Go through the records and extract every line with the word "person".

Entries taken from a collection
>> START
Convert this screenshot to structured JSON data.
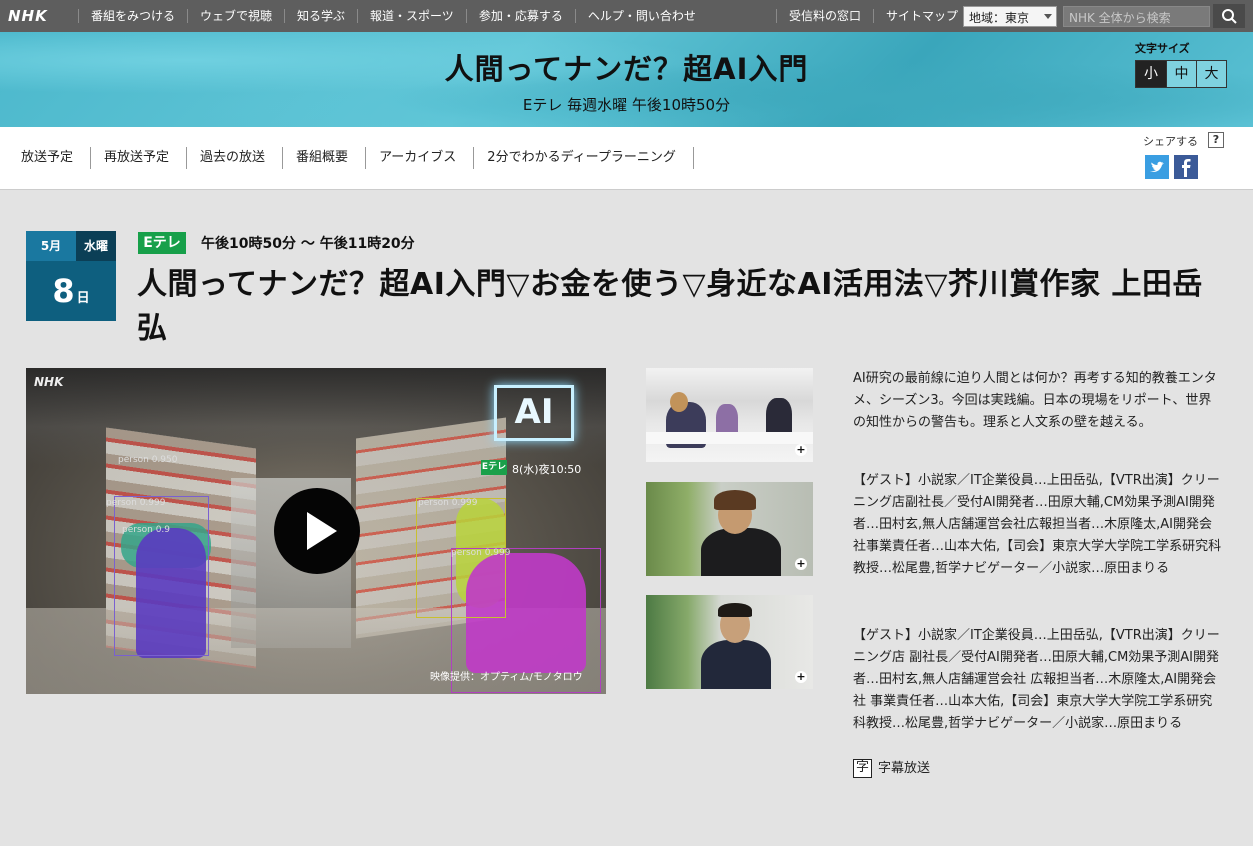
{
  "global_nav": {
    "logo": "NHK",
    "left_links": [
      "番組をみつける",
      "ウェブで視聴",
      "知る学ぶ",
      "報道・スポーツ",
      "参加・応募する",
      "ヘルプ・問い合わせ"
    ],
    "right_links": [
      "受信料の窓口",
      "サイトマップ"
    ],
    "region_select": "地域：東京",
    "search_placeholder": "NHK 全体から検索"
  },
  "banner": {
    "program_title": "人間ってナンだ？超AI入門",
    "schedule": "Eテレ 毎週水曜 午後10時50分",
    "font_size_label": "文字サイズ",
    "font_size_options": [
      "小",
      "中",
      "大"
    ]
  },
  "sub_nav": {
    "items": [
      "放送予定",
      "再放送予定",
      "過去の放送",
      "番組概要",
      "アーカイブス",
      "2分でわかるディープラーニング"
    ],
    "share_label": "シェアする",
    "help_mark": "?"
  },
  "episode": {
    "month": "5月",
    "weekday": "水曜",
    "day": "8",
    "day_suffix": "日",
    "channel": "Eテレ",
    "air_time": "午後10時50分 ～ 午後11時20分",
    "title": "人間ってナンだ？超AI入門▽お金を使う▽身近なAI活用法▽芥川賞作家 上田岳弘"
  },
  "video": {
    "overlay_logo": "NHK",
    "ai_logo": "AI",
    "overlay_channel": "Eテレ",
    "overlay_date": "8(水)夜10:50",
    "credit": "映像提供：オプティム/モノタロウ",
    "detection_labels": [
      "person 0.950",
      "person 0.999",
      "person 0.9",
      "person 0.999",
      "person 0.999"
    ]
  },
  "thumbnails": [
    {
      "plus": "+"
    },
    {
      "plus": "+"
    },
    {
      "plus": "+"
    }
  ],
  "description": {
    "intro": "AI研究の最前線に迫り人間とは何か？再考する知的教養エンタメ、シーズン3。今回は実践編。日本の現場をリポート、世界の知性からの警告も。理系と人文系の壁を越える。",
    "cast_1": "【ゲスト】小説家／IT企業役員…上田岳弘,【VTR出演】クリーニング店副社長／受付AI開発者…田原大輔,CM効果予測AI開発者…田村玄,無人店舗運営会社広報担当者…木原隆太,AI開発会社事業責任者…山本大佑,【司会】東京大学大学院工学系研究科教授…松尾豊,哲学ナビゲーター／小説家…原田まりる",
    "cast_2": "【ゲスト】小説家／IT企業役員…上田岳弘,【VTR出演】クリーニング店 副社長／受付AI開発者…田原大輔,CM効果予測AI開発者…田村玄,無人店舗運営会社 広報担当者…木原隆太,AI開発会社 事業責任者…山本大佑,【司会】東京大学大学院工学系研究科教授…松尾豊,哲学ナビゲーター／小説家…原田まりる",
    "caption_icon": "字",
    "caption_label": "字幕放送"
  }
}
>> END
*EXPECTED OUTPUT*:
      "person 0.950",
      "person 0.999",
      "person 0.9",
      "person 0.999",
      "person 0.999"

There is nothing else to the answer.